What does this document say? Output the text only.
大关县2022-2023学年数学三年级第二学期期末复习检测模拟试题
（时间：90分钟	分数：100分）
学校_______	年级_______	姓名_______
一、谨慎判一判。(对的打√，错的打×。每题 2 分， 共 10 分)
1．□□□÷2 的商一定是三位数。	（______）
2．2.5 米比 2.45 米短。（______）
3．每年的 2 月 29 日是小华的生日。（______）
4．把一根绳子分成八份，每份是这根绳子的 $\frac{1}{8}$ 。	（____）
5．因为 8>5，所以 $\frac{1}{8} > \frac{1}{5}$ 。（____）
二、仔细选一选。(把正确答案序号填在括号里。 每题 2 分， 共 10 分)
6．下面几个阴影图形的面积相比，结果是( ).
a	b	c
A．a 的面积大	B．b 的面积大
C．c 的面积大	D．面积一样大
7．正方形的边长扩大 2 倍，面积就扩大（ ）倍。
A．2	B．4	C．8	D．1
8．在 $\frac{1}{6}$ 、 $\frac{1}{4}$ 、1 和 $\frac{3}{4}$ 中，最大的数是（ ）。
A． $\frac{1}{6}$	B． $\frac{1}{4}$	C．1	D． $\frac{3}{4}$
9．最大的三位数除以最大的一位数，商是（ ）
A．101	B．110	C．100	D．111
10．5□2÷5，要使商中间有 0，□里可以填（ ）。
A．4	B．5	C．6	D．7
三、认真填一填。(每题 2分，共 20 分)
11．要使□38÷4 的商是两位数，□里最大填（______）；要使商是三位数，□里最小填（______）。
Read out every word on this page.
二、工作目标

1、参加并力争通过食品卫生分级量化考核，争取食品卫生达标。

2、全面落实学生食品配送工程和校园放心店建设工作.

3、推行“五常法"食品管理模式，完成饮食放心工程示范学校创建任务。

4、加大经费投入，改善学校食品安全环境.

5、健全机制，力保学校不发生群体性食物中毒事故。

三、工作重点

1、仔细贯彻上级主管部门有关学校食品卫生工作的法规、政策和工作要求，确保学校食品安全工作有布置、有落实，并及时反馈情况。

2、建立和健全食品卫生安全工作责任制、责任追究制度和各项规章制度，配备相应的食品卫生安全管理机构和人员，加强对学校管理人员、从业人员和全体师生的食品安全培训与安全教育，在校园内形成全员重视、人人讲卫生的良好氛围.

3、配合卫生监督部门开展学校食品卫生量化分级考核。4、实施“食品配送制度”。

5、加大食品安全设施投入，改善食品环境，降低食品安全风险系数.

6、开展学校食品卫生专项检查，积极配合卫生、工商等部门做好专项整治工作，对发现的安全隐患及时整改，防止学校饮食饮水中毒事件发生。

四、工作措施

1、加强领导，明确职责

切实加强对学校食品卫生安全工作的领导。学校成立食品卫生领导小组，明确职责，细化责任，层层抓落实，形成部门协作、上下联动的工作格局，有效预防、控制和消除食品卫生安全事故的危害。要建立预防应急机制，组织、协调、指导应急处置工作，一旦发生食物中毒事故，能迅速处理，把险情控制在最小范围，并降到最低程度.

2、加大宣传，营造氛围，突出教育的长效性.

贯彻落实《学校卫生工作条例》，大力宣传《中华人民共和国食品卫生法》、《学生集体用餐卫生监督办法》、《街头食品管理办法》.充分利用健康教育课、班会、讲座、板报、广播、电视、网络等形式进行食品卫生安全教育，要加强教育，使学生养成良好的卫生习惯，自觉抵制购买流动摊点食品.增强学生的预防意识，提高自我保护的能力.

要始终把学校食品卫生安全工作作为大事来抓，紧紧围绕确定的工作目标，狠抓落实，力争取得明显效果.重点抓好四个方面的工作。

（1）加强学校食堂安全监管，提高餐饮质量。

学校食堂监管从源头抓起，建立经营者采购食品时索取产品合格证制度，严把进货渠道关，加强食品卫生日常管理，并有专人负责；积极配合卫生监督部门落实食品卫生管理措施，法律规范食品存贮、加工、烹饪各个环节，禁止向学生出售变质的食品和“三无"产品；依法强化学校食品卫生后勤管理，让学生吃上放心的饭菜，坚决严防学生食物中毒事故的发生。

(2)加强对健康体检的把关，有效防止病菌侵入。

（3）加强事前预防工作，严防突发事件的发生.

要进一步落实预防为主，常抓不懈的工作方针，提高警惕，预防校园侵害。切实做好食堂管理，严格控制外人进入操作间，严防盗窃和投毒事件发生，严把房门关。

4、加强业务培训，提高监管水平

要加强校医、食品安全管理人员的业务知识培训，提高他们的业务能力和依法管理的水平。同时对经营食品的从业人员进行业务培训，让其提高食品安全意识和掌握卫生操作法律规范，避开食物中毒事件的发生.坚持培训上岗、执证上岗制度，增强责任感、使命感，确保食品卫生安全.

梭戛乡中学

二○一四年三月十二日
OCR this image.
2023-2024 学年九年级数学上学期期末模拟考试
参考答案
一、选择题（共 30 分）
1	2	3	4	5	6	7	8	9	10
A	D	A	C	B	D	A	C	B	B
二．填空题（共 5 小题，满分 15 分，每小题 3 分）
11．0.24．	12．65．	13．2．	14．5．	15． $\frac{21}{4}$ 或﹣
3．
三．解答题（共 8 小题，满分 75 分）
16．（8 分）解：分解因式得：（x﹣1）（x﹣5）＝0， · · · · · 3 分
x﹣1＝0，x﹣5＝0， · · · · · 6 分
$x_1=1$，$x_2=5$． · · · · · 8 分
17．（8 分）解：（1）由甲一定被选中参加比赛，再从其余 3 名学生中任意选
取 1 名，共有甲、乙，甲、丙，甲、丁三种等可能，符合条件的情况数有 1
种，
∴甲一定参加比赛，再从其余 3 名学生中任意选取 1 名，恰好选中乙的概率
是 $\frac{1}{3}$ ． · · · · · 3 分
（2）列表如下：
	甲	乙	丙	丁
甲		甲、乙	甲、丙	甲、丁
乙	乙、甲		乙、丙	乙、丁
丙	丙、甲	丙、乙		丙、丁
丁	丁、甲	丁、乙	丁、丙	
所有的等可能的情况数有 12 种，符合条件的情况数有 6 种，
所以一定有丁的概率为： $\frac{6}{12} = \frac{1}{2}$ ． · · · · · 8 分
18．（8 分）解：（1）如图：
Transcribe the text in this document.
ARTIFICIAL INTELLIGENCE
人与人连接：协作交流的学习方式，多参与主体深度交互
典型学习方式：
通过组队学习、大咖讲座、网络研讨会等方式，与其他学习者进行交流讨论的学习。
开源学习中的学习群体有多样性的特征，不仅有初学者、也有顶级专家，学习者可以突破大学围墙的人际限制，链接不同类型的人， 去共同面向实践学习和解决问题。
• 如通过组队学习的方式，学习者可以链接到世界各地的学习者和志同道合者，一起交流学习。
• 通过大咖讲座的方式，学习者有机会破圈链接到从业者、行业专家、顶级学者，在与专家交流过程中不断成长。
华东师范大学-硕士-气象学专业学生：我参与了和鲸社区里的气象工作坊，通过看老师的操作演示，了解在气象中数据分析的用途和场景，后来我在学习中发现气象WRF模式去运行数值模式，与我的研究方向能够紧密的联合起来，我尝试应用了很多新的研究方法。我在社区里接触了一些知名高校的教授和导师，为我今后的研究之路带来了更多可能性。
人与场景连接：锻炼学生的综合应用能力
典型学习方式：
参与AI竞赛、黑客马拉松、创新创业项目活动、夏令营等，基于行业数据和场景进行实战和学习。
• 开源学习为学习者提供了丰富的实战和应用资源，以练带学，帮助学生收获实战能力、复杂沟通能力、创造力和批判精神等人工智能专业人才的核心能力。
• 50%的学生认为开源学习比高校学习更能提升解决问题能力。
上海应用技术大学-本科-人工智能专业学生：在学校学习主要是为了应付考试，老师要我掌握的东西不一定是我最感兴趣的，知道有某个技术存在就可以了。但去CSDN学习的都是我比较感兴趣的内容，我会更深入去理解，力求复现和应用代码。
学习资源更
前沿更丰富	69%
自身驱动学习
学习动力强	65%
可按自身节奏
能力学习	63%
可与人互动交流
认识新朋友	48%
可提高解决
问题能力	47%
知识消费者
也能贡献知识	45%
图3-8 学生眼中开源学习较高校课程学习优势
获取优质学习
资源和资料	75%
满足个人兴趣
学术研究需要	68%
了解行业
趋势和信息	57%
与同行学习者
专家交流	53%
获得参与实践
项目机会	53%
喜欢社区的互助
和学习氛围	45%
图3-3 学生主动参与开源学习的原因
========================================================================
**SET TASK**: In the records above, find each line holding "再从其余" and copy it.

**EXERCISE SOLUTION**:
17．（8 分）解：（1）由甲一定被选中参加比赛，再从其余 3 名学生中任意选
∴甲一定参加比赛，再从其余 3 名学生中任意选取 1 名，恰好选中乙的概率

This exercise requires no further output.